What this task involves
Write out the records again, exactly, leaving none out.

Recorded information
===
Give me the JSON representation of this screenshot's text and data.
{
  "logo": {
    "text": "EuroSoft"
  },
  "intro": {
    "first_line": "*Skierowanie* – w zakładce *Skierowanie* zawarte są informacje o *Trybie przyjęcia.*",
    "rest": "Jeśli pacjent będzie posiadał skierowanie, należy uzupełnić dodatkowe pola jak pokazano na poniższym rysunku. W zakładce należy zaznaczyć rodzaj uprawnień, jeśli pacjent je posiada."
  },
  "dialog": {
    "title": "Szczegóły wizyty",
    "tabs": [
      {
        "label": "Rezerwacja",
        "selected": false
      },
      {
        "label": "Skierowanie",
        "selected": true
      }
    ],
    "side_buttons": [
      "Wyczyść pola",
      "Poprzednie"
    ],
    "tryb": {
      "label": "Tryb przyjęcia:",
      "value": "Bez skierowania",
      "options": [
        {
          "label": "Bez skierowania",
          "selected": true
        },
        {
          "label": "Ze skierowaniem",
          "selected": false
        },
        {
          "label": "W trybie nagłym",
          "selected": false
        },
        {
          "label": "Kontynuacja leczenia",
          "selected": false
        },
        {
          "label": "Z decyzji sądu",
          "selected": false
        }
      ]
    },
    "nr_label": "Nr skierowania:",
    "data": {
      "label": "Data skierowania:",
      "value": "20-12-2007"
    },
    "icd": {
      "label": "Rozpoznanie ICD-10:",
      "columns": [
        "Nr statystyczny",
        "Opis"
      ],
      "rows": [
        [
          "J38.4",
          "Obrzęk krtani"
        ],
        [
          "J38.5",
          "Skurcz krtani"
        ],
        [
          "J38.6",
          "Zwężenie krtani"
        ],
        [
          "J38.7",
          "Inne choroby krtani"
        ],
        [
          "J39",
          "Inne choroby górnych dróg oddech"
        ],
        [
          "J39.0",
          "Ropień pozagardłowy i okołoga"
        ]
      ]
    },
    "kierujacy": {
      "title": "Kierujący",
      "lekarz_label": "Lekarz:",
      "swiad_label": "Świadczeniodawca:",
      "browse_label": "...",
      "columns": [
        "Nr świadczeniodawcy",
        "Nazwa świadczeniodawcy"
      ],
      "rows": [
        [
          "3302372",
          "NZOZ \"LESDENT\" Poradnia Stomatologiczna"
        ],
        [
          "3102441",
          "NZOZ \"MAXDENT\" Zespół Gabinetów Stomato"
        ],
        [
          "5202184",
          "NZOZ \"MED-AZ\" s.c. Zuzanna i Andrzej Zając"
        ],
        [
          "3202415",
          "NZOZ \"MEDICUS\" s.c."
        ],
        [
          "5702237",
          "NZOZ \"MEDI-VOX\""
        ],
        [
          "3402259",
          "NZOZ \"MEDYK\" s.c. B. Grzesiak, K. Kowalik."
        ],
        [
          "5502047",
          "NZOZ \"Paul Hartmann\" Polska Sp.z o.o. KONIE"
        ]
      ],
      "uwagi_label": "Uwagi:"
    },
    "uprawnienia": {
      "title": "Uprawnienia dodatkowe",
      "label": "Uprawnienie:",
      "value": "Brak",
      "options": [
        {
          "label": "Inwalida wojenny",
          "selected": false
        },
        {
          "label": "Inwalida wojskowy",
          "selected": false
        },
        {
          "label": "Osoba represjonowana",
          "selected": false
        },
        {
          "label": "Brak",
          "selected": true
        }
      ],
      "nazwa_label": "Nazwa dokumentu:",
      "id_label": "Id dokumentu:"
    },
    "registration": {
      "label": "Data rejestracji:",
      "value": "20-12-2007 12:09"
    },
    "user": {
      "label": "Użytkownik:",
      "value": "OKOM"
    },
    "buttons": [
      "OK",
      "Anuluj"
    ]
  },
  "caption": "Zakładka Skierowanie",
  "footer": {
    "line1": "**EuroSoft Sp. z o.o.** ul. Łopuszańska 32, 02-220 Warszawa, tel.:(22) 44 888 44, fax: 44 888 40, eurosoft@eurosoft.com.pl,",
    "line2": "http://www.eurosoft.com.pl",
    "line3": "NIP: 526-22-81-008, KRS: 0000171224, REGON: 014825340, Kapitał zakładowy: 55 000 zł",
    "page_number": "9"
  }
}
===
Solved problem
Give me the JSON representation of this screenshot's text and data.
{
  "logo": {
    "text": "EuroSoft"
  },
  "intro": {
    "first_line": "*Skierowanie* – w zakładce *Skierowanie* zawarte są informacje o *Trybie przyjęcia.*",
    "rest": "Jeśli pacjent będzie posiadał skierowanie, należy uzupełnić dodatkowe pola jak pokazano na poniższym rysunku. W zakładce należy zaznaczyć rodzaj uprawnień, jeśli pacjent je posiada."
  },
  "dialog": {
    "title": "Szczegóły wizyty",
    "tabs": [
      {
        "label": "Rezerwacja",
        "selected": false
      },
      {
        "label": "Skierowanie",
        "selected": true
      }
    ],
    "side_buttons": [
      "Wyczyść pola",
      "Poprzednie"
    ],
    "tryb": {
      "label": "Tryb przyjęcia:",
      "value": "Bez skierowania",
      "options": [
        {
          "label": "Bez skierowania",
          "selected": true
        },
        {
          "label": "Ze skierowaniem",
          "selected": false
        },
        {
          "label": "W trybie nagłym",
          "selected": false
        },
        {
          "label": "Kontynuacja leczenia",
          "selected": false
        },
        {
          "label": "Z decyzji sądu",
          "selected": false
        }
      ]
    },
    "nr_label": "Nr skierowania:",
    "data": {
      "label": "Data skierowania:",
      "value": "20-12-2007"
    },
    "icd": {
      "label": "Rozpoznanie ICD-10:",
      "columns": [
        "Nr statystyczny",
        "Opis"
      ],
      "rows": [
        [
          "J38.4",
          "Obrzęk krtani"
        ],
        [
          "J38.5",
          "Skurcz krtani"
        ],
        [
          "J38.6",
          "Zwężenie krtani"
        ],
        [
          "J38.7",
          "Inne choroby krtani"
        ],
        [
          "J39",
          "Inne choroby górnych dróg oddech"
        ],
        [
          "J39.0",
          "Ropień pozagardłowy i okołoga"
        ]
      ]
    },
    "kierujacy": {
      "title": "Kierujący",
      "lekarz_label": "Lekarz:",
      "swiad_label": "Świadczeniodawca:",
      "browse_label": "...",
      "columns": [
        "Nr świadczeniodawcy",
        "Nazwa świadczeniodawcy"
      ],
      "rows": [
        [
          "3302372",
          "NZOZ \"LESDENT\" Poradnia Stomatologiczna"
        ],
        [
          "3102441",
          "NZOZ \"MAXDENT\" Zespół Gabinetów Stomato"
        ],
        [
          "5202184",
          "NZOZ \"MED-AZ\" s.c. Zuzanna i Andrzej Zając"
        ],
        [
          "3202415",
          "NZOZ \"MEDICUS\" s.c."
        ],
        [
          "5702237",
          "NZOZ \"MEDI-VOX\""
        ],
        [
          "3402259",
          "NZOZ \"MEDYK\" s.c. B. Grzesiak, K. Kowalik."
        ],
        [
          "5502047",
          "NZOZ \"Paul Hartmann\" Polska Sp.z o.o. KONIE"
        ]
      ],
      "uwagi_label": "Uwagi:"
    },
    "uprawnienia": {
      "title": "Uprawnienia dodatkowe",
      "label": "Uprawnienie:",
      "value": "Brak",
      "options": [
        {
          "label": "Inwalida wojenny",
          "selected": false
        },
        {
          "label": "Inwalida wojskowy",
          "selected": false
        },
        {
          "label": "Osoba represjonowana",
          "selected": false
        },
        {
          "label": "Brak",
          "selected": true
        }
      ],
      "nazwa_label": "Nazwa dokumentu:",
      "id_label": "Id dokumentu:"
    },
    "registration": {
      "label": "Data rejestracji:",
      "value": "20-12-2007 12:09"
    },
    "user": {
      "label": "Użytkownik:",
      "value": "OKOM"
    },
    "buttons": [
      "OK",
      "Anuluj"
    ]
  },
  "caption": "Zakładka Skierowanie",
  "footer": {
    "line1": "**EuroSoft Sp. z o.o.** ul. Łopuszańska 32, 02-220 Warszawa, tel.:(22) 44 888 44, fax: 44 888 40, eurosoft@eurosoft.com.pl,",
    "line2": "http://www.eurosoft.com.pl",
    "line3": "NIP: 526-22-81-008, KRS: 0000171224, REGON: 014825340, Kapitał zakładowy: 55 000 zł",
    "page_number": "9"
  }
}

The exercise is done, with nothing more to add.